Exercise inputs
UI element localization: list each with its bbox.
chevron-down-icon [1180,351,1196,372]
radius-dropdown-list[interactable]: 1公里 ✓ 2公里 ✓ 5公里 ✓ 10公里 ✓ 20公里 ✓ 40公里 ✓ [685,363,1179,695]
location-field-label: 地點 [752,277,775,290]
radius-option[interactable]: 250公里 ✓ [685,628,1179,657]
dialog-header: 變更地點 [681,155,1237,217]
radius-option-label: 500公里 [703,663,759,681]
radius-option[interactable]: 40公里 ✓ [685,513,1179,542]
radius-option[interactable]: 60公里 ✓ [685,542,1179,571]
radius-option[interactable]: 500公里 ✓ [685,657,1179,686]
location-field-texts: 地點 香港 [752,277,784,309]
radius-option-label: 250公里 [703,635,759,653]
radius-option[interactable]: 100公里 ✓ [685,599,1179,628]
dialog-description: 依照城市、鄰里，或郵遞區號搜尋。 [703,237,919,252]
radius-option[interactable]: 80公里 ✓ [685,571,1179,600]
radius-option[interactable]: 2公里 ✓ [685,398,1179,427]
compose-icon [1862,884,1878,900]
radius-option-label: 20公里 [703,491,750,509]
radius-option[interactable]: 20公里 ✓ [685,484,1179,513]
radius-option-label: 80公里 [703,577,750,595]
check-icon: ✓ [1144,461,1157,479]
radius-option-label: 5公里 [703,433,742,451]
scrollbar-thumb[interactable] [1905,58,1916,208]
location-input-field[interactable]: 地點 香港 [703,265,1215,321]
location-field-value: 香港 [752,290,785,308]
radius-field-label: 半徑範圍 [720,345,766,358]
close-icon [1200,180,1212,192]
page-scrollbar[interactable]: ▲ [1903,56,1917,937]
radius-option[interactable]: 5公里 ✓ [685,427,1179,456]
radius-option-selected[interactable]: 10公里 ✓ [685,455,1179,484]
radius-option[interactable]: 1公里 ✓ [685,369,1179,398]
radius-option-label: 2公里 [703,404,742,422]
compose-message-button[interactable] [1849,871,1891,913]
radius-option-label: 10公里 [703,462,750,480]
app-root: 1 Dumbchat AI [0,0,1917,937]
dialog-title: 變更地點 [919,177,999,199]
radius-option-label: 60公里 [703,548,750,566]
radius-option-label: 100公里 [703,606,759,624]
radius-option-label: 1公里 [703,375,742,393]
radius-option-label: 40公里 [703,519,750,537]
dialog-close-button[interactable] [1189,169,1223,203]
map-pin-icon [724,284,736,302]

Task details
Pick out every row above that contains the string "dialog". Case counts.

Written answer
dialog-header: 變更地點 [681,155,1237,217]
dialog-description: 依照城市、鄰里，或郵遞區號搜尋。 [703,237,919,252]
dialog-title: 變更地點 [919,177,999,199]
dialog-close-button[interactable] [1189,169,1223,203]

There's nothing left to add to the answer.